• Material for this exercise:
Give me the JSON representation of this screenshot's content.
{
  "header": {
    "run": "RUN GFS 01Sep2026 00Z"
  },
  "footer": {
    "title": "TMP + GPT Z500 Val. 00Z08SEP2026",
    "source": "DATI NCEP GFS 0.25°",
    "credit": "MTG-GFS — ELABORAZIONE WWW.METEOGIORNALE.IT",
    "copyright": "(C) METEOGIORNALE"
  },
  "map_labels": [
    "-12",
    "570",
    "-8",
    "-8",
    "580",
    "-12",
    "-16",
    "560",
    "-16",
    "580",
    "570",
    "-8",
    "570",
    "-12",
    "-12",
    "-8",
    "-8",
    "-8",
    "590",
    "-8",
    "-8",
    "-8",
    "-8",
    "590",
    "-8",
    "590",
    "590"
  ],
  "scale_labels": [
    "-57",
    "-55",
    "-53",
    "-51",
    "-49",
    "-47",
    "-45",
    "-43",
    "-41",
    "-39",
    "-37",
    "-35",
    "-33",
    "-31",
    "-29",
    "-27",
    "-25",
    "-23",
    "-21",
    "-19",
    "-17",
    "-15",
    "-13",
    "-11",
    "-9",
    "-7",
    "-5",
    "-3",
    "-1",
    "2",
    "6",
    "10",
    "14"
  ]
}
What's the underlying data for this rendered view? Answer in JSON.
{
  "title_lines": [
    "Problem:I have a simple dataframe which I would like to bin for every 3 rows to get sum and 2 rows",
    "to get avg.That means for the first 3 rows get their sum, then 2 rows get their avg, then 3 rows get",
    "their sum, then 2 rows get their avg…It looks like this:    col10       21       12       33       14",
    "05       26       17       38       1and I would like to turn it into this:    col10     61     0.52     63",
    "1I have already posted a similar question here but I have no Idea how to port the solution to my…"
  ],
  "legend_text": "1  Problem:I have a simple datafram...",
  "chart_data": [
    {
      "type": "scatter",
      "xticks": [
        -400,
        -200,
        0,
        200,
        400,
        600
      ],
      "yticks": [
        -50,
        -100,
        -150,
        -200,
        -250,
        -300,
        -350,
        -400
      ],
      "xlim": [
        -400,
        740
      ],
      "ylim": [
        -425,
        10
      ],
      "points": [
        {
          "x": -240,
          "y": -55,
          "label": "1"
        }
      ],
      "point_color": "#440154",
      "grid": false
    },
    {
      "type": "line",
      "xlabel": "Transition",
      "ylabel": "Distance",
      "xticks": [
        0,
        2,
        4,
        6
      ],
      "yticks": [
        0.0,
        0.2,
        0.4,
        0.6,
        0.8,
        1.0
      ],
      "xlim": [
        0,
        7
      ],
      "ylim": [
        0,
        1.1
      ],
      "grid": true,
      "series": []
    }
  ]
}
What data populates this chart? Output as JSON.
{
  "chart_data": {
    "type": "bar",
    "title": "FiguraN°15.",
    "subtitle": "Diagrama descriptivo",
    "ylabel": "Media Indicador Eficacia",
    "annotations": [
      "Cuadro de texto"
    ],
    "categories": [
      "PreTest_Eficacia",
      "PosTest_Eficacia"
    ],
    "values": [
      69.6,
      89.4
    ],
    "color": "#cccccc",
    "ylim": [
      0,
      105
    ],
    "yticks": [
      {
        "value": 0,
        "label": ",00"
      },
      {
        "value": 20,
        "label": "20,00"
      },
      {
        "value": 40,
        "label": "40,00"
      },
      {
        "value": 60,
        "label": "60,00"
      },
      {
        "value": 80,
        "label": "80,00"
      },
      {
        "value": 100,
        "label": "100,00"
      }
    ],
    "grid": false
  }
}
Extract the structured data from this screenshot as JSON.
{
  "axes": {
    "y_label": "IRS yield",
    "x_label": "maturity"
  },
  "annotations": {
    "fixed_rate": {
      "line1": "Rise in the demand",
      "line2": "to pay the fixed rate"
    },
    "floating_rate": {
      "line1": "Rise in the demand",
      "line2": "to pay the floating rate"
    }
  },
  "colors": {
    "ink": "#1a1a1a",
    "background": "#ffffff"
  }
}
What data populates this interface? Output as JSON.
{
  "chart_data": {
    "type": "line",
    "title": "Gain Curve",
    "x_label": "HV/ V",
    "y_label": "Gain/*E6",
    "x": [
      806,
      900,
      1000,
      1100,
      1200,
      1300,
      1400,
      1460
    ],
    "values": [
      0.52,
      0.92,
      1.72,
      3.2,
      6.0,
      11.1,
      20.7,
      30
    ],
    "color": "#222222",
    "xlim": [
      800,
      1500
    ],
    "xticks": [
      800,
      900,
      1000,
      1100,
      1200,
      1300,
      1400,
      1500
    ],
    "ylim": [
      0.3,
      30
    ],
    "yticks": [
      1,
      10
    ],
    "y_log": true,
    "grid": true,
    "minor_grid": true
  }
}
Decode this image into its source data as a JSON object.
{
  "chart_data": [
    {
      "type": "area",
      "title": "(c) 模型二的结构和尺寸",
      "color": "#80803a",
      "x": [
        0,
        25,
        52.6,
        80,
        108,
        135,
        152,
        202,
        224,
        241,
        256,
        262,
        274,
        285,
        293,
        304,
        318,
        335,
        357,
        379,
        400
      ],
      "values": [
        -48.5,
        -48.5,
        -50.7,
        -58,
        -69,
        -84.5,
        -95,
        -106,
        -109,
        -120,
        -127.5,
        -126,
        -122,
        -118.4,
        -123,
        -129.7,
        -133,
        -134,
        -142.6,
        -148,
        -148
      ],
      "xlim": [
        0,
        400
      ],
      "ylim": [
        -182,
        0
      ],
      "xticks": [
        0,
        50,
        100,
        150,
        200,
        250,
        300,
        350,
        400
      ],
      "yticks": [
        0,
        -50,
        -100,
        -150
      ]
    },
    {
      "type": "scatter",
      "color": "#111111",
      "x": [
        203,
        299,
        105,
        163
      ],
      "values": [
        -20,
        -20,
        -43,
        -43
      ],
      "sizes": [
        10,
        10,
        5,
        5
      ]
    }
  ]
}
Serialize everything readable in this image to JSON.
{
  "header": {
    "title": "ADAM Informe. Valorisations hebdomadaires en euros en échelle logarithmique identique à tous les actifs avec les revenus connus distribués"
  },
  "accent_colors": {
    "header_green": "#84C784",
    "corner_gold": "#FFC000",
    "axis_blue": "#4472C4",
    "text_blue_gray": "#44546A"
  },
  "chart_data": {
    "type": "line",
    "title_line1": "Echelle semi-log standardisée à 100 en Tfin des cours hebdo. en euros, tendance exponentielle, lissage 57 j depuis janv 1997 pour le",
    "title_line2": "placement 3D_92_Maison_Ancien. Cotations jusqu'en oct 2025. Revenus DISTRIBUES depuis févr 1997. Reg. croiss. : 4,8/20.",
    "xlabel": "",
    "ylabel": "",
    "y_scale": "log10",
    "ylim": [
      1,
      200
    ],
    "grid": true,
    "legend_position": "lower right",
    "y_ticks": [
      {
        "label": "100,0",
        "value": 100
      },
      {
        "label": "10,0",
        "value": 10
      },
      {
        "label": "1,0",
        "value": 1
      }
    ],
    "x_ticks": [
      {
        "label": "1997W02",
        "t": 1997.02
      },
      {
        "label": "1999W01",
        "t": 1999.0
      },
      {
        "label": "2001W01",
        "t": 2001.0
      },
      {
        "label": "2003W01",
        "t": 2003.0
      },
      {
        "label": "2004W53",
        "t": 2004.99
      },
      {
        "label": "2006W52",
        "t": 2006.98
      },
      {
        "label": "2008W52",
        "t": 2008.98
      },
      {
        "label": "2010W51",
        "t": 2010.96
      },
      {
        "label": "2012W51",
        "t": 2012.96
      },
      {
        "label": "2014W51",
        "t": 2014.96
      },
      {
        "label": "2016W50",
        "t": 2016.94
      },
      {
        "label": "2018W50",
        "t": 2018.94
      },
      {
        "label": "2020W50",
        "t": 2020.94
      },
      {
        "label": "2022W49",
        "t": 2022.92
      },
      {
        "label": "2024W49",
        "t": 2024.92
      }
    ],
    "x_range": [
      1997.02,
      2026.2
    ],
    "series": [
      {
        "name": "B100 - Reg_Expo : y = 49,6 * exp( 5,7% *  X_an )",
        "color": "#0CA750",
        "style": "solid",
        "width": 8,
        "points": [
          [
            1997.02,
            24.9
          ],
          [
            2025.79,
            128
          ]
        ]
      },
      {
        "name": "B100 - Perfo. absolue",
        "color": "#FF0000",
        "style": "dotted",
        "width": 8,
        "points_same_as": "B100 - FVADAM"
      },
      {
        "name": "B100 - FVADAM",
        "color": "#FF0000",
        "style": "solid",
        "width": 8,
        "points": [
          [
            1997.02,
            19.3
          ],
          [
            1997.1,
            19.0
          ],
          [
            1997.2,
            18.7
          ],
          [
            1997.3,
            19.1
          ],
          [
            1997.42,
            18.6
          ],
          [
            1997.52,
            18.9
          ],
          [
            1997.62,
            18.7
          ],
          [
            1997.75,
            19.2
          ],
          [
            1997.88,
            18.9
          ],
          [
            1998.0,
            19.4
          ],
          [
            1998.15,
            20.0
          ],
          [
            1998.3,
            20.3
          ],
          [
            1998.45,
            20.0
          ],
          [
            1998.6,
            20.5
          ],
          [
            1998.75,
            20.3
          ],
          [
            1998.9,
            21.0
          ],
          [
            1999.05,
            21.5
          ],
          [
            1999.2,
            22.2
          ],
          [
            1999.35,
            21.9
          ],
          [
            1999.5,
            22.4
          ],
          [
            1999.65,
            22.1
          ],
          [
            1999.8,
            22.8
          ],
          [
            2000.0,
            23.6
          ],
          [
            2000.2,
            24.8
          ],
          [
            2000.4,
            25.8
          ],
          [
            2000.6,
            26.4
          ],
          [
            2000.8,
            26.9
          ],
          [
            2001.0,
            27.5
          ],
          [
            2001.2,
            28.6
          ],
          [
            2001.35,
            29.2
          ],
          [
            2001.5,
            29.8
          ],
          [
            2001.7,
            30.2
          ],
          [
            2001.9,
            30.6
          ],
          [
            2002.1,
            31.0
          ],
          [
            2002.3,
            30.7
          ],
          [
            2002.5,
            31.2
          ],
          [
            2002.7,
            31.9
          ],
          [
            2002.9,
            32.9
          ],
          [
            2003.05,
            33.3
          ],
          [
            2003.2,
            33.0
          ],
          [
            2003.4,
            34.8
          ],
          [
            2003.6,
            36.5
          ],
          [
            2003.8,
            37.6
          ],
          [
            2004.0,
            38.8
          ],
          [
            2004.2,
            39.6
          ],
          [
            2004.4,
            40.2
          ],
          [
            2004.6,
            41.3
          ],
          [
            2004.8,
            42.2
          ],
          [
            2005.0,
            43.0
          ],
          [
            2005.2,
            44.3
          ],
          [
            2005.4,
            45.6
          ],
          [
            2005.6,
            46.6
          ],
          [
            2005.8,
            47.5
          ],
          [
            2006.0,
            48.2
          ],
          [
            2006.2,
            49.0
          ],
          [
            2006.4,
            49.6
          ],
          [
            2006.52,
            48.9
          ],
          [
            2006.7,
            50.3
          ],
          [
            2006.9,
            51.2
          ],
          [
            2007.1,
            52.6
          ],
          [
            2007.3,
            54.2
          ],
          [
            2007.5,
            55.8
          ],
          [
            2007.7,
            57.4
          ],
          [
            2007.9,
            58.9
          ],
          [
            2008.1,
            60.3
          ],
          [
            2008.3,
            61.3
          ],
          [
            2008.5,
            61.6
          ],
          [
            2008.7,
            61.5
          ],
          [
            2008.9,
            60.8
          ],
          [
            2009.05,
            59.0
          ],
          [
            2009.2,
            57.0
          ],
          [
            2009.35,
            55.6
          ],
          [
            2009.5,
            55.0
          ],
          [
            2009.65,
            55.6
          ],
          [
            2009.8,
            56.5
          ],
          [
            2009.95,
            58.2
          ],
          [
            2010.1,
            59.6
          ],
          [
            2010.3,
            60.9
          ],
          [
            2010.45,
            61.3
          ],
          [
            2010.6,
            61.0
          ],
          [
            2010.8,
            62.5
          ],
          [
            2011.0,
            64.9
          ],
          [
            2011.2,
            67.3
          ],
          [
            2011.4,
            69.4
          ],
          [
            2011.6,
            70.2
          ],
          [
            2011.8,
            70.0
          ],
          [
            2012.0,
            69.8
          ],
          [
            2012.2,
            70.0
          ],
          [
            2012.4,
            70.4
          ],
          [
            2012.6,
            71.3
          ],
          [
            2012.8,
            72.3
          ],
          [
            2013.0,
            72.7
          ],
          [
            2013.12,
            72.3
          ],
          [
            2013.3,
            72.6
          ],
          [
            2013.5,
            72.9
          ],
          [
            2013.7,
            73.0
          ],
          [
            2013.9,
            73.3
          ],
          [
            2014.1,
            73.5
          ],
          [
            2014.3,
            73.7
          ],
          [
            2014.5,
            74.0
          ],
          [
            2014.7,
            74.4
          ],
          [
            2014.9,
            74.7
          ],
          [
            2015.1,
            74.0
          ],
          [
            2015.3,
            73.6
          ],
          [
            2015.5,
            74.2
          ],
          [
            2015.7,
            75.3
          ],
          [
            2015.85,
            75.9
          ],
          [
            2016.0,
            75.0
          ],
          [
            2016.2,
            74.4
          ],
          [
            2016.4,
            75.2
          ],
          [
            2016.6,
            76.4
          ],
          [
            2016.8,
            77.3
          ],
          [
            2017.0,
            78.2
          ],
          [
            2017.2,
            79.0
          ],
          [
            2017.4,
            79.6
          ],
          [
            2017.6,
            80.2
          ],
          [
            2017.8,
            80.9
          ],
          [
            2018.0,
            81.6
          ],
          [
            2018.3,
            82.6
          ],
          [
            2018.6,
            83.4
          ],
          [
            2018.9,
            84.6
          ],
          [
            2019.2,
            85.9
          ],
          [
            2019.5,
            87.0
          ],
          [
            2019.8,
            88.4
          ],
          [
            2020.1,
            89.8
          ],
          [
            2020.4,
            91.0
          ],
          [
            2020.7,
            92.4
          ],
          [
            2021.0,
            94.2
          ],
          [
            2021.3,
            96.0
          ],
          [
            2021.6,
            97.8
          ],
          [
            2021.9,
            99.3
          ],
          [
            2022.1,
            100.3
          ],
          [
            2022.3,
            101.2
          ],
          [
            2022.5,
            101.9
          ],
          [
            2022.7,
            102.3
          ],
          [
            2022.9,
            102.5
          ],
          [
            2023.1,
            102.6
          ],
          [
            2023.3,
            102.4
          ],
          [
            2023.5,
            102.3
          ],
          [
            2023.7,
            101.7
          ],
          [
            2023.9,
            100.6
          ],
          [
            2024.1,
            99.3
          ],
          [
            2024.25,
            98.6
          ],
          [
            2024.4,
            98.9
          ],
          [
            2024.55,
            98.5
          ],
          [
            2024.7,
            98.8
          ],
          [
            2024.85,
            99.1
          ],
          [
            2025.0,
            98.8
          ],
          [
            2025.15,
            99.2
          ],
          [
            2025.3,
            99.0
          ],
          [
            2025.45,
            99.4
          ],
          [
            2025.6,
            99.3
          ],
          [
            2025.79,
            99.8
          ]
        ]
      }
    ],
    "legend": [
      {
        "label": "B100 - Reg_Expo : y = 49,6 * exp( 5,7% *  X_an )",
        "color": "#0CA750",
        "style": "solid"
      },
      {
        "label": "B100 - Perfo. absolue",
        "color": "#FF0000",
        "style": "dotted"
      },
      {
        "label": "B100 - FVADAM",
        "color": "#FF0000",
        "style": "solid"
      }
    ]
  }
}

• Given instruction: Isolate the lines above that contain the word "ylabel" and copy them.

• In response:
      "ylabel": "Distance",
    "ylabel": "Media Indicador Eficacia",
    "ylabel": "",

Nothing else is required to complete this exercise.